— Begin Dataset records —

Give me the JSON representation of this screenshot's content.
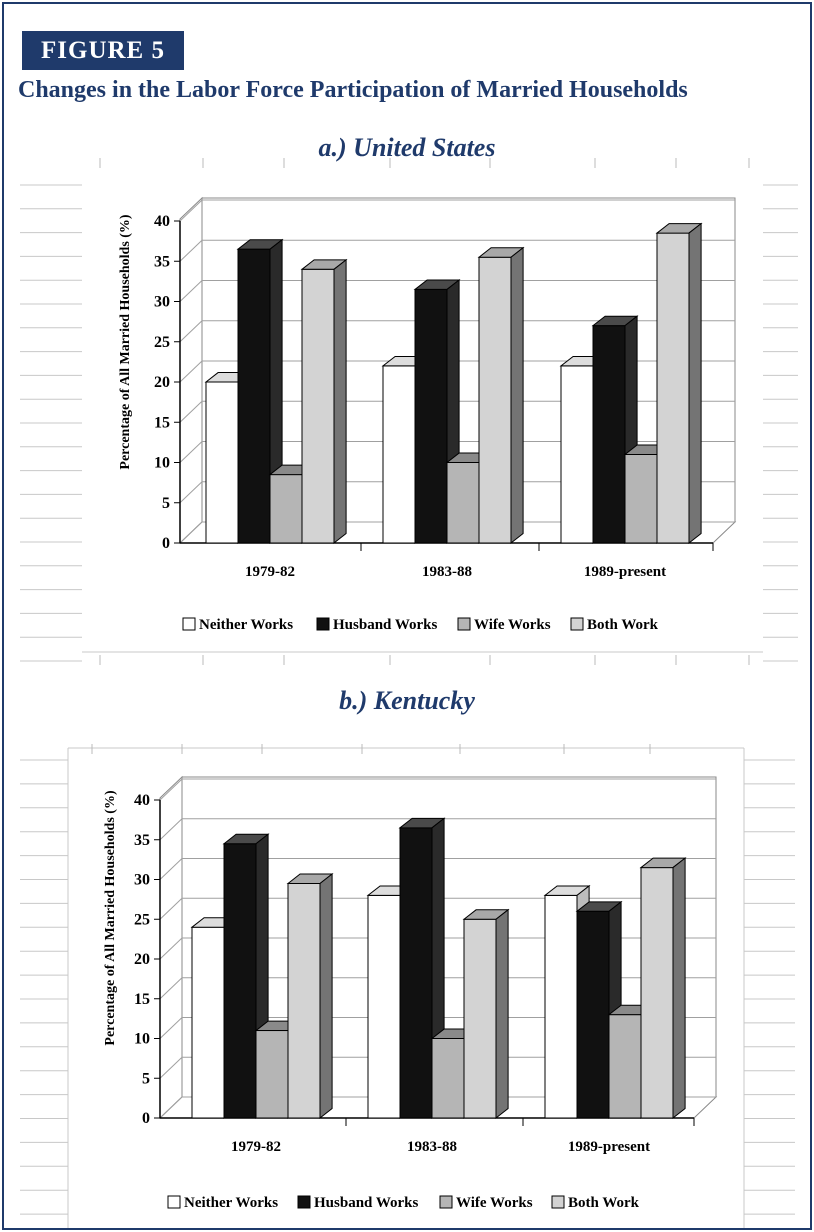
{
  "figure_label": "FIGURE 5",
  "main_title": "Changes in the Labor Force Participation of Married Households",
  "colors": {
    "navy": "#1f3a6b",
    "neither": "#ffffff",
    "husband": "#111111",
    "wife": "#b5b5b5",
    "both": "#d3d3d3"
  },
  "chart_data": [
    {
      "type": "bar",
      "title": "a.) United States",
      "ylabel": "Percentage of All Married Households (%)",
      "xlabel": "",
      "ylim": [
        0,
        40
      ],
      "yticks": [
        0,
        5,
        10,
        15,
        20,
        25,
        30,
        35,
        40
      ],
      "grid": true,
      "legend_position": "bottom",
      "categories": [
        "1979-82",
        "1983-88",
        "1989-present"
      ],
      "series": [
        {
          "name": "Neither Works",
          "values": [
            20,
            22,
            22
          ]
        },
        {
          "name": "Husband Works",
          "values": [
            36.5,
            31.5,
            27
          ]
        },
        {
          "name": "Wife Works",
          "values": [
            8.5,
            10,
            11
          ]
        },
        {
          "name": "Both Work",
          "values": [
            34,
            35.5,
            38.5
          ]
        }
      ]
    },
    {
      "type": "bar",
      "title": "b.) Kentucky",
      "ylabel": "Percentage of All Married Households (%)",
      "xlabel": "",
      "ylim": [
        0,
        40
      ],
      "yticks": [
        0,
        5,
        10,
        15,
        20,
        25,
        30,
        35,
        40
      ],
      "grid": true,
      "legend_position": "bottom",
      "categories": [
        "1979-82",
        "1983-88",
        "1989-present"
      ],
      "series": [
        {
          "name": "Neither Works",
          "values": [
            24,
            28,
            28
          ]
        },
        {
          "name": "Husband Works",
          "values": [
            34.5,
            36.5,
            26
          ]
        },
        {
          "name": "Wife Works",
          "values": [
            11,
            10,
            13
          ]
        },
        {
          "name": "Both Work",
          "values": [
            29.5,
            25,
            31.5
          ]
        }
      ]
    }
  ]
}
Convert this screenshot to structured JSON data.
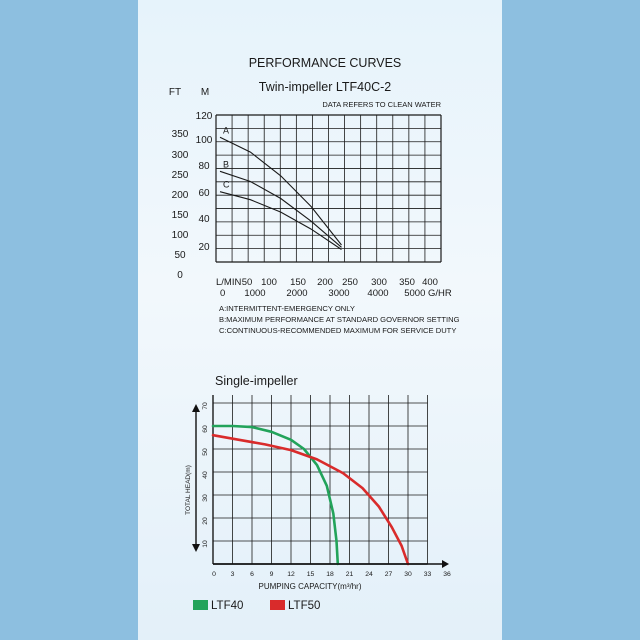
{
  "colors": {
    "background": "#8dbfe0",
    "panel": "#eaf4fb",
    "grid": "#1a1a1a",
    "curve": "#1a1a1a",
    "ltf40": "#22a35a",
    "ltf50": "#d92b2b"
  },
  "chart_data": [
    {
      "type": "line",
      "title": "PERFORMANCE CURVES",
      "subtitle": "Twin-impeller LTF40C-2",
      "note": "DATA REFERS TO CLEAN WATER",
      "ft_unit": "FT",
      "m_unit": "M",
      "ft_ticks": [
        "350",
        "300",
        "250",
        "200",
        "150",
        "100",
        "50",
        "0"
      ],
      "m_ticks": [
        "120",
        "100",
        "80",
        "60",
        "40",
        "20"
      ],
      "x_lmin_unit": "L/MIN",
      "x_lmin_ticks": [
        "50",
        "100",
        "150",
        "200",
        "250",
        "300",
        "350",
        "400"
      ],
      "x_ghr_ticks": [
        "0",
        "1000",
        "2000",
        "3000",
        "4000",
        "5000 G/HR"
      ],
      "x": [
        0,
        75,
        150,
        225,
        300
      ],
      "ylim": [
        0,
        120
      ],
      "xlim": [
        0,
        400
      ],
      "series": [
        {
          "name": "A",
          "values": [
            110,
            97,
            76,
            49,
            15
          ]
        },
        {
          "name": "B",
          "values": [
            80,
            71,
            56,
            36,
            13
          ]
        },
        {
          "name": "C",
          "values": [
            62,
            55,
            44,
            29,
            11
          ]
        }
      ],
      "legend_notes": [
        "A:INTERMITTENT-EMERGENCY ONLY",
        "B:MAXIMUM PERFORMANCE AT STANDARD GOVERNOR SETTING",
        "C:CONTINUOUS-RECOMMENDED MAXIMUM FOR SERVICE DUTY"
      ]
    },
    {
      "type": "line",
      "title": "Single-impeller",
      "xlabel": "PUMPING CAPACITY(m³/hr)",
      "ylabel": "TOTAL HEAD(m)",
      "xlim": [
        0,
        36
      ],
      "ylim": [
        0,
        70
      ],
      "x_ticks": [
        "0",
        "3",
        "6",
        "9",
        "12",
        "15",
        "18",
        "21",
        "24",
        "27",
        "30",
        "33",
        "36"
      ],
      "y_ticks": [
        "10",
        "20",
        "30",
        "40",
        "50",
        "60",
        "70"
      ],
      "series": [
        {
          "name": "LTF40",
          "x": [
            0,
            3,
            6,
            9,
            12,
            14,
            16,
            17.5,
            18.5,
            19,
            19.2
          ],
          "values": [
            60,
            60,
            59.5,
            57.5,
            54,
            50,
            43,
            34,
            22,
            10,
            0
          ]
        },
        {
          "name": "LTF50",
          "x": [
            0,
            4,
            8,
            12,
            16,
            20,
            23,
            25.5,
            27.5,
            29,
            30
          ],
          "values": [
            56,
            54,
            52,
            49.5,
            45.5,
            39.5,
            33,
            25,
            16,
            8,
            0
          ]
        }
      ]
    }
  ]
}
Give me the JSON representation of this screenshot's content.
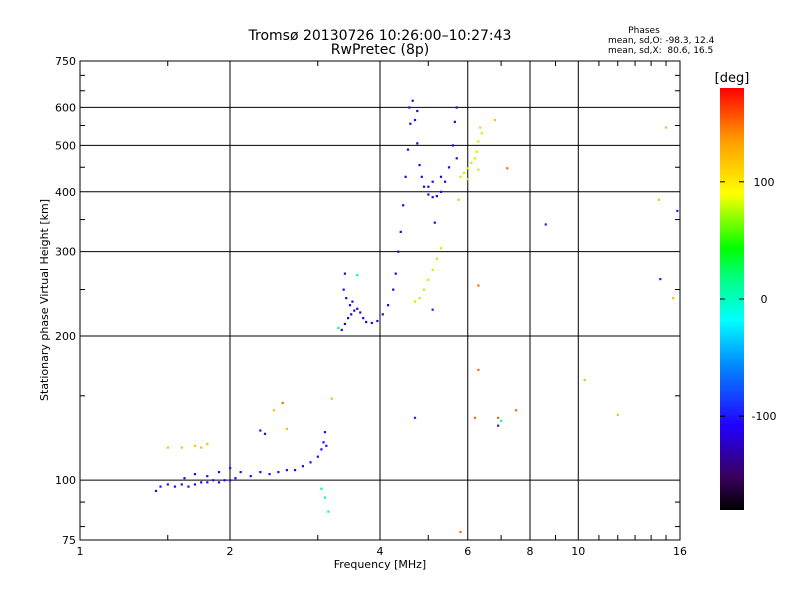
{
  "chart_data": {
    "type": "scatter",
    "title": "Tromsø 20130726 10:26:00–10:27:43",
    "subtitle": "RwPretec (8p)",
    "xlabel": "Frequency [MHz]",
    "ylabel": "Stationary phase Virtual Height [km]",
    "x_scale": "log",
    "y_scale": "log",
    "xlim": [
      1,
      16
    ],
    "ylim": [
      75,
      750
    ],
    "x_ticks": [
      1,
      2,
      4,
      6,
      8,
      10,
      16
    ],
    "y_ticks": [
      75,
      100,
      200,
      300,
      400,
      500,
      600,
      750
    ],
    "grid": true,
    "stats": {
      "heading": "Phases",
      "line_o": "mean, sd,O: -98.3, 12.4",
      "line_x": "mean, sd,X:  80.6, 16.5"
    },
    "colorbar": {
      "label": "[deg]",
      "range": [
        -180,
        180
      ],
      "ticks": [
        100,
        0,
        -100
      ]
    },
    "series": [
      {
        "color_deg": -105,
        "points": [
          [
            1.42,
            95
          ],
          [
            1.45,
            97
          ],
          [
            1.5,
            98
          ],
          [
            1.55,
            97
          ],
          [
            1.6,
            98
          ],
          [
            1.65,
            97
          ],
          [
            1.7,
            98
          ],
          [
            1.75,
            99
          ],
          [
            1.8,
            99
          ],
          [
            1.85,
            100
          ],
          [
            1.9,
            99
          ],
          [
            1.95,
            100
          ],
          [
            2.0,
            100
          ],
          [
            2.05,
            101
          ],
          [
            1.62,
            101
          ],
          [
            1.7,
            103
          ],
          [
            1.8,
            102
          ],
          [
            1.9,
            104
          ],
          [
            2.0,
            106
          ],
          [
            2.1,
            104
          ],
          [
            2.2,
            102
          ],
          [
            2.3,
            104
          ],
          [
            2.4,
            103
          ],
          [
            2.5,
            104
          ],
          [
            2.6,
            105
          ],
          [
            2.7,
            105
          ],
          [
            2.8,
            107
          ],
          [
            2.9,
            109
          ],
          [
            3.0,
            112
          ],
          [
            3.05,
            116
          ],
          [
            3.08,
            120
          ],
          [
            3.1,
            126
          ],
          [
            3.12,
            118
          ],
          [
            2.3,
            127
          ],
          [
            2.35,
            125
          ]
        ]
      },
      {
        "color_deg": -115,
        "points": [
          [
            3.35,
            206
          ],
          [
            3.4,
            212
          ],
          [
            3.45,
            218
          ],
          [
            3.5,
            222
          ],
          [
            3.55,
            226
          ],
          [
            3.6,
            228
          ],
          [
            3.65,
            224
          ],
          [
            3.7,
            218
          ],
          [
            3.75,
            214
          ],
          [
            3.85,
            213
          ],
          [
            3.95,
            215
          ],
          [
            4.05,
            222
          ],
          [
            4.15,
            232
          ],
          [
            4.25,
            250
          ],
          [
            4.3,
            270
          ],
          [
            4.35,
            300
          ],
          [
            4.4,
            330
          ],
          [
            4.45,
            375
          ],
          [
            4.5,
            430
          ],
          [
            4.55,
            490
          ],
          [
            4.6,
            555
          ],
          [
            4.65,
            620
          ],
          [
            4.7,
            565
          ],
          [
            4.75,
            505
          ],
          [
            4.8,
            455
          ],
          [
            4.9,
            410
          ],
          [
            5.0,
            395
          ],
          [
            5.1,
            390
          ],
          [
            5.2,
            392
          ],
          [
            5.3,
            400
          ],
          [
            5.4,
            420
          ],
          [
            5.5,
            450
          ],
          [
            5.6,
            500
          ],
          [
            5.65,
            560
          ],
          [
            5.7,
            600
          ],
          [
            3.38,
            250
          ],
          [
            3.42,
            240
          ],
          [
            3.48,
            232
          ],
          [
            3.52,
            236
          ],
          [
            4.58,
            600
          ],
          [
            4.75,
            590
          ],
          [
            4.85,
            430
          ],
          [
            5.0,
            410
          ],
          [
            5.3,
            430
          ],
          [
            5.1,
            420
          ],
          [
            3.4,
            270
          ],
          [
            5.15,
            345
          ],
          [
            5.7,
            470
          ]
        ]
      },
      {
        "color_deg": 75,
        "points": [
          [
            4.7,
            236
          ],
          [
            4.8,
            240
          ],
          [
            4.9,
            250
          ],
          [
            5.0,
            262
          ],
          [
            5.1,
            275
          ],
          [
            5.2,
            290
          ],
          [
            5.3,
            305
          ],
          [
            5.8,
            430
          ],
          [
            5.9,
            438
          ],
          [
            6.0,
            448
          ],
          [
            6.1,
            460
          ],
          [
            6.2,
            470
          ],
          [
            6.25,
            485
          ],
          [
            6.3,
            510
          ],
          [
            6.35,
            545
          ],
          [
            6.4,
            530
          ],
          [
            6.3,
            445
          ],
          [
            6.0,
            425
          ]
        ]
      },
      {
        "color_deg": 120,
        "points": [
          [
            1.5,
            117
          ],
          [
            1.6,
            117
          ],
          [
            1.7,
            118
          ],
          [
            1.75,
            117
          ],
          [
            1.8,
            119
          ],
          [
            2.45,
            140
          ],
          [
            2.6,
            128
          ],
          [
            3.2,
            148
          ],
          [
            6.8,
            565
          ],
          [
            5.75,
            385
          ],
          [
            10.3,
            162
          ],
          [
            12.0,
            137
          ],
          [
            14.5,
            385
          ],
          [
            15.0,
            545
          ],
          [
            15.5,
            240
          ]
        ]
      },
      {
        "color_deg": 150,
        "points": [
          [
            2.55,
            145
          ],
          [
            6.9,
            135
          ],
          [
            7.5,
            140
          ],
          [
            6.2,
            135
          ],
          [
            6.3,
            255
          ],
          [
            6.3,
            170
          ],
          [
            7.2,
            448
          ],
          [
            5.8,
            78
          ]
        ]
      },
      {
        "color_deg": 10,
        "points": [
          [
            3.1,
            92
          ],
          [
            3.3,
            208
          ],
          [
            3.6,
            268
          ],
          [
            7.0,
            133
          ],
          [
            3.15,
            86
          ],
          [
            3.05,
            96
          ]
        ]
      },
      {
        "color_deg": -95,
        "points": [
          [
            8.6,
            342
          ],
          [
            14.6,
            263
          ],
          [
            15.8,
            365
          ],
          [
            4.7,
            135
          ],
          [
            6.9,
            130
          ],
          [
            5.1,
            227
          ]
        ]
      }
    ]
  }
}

— End Dataset records —

_What you have to do_
Where a line contains "mean", copy that line.

_Result of this exercise_
      "line_o": "mean, sd,O: -98.3, 12.4",
      "line_x": "mean, sd,X:  80.6, 16.5"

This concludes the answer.